** Begin INPUT FOR THIS TASK **

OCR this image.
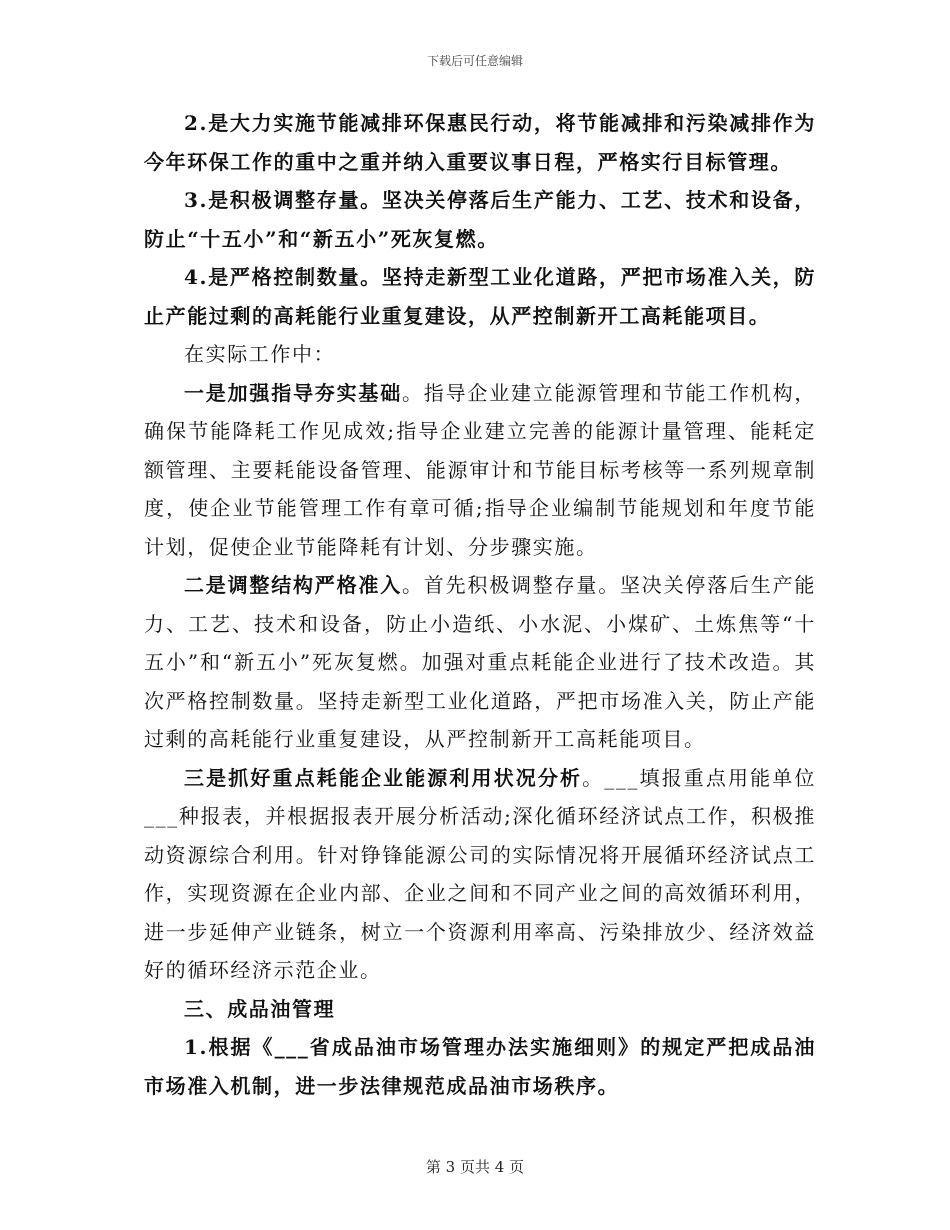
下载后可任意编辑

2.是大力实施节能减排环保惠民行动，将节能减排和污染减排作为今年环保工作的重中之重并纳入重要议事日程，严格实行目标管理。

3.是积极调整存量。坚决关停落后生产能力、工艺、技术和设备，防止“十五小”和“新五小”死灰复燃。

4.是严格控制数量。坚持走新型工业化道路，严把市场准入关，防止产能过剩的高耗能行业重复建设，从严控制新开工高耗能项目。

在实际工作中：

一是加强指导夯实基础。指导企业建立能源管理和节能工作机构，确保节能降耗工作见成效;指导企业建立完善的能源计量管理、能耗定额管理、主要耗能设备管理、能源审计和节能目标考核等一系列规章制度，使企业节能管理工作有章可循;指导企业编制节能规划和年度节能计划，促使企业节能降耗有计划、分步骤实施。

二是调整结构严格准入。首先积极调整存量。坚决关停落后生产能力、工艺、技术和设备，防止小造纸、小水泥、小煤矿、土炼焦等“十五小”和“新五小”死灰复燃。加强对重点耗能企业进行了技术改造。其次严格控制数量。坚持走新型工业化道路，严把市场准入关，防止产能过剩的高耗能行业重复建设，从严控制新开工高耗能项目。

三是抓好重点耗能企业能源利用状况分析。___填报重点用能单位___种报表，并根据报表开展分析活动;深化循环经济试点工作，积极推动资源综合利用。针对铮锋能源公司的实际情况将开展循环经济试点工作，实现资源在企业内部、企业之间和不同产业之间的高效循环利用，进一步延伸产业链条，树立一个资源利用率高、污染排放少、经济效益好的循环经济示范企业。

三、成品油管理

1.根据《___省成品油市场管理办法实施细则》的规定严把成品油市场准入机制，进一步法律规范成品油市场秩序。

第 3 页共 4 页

** End INPUT FOR THIS TASK **
** Begin INPUT FOR THIS TASK **

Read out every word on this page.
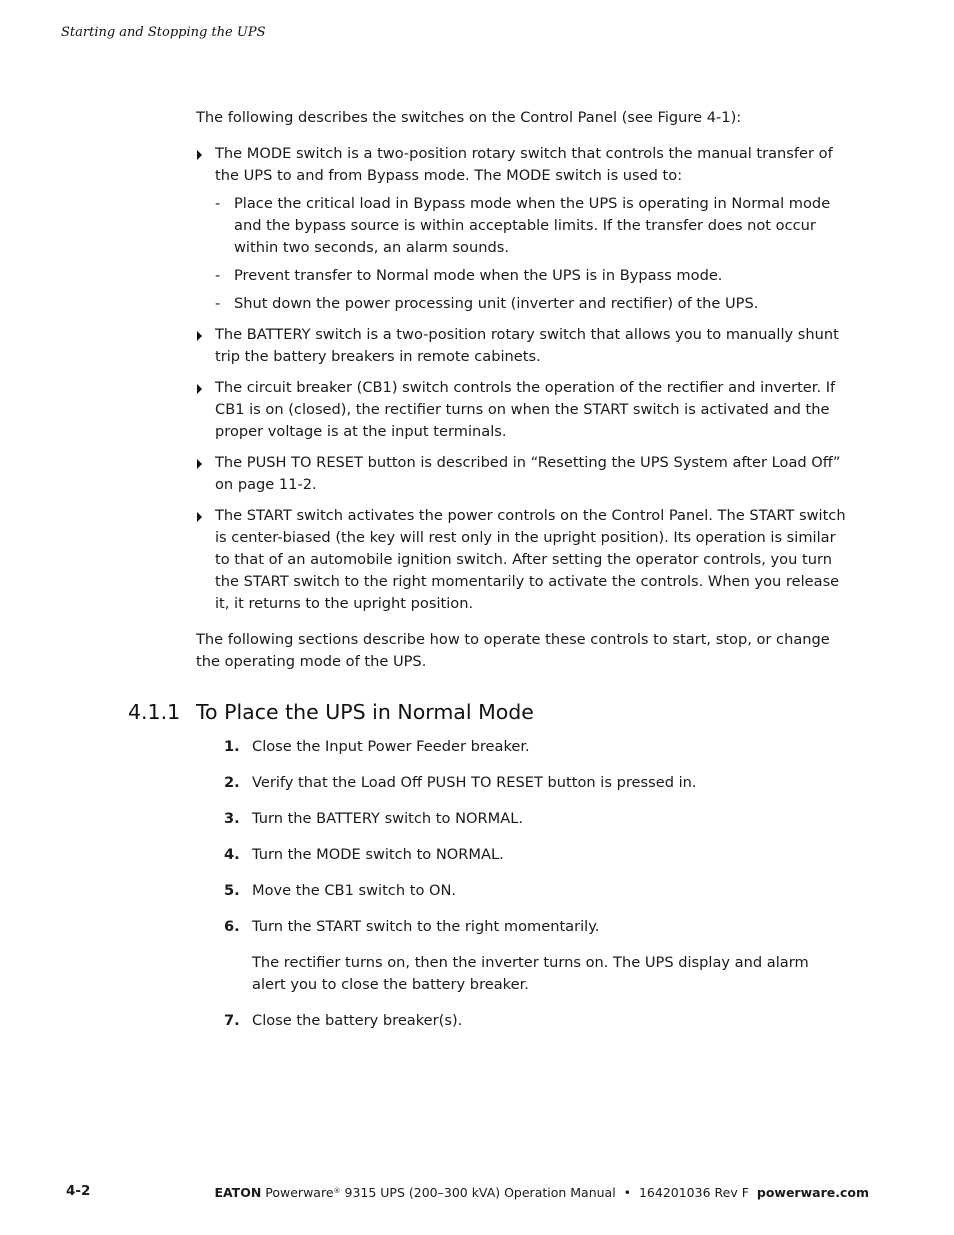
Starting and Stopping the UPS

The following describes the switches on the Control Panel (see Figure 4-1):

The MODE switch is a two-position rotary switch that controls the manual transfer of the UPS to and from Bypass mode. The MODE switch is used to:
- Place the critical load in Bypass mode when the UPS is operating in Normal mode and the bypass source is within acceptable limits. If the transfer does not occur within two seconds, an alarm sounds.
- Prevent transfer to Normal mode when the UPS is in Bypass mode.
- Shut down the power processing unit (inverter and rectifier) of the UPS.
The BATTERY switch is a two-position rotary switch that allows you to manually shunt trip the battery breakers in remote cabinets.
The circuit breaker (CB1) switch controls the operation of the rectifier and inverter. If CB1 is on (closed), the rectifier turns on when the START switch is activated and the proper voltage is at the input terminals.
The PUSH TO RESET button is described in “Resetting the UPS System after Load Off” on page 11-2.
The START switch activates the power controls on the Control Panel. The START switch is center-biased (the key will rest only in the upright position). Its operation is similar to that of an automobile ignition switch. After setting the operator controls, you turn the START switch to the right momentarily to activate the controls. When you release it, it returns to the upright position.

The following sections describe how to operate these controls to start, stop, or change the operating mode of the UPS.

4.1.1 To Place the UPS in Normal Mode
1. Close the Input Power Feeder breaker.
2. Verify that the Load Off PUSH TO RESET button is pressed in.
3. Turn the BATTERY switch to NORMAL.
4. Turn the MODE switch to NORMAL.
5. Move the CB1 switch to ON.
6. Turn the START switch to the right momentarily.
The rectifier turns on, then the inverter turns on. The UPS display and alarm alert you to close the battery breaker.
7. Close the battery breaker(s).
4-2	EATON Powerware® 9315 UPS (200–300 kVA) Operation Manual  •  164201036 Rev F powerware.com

** End INPUT FOR THIS TASK **

### SET EXERCISE
Find the count of lines in the data above where the string "Bypass" occurs. Provide that number alone.

### FINISHED ANSWER
3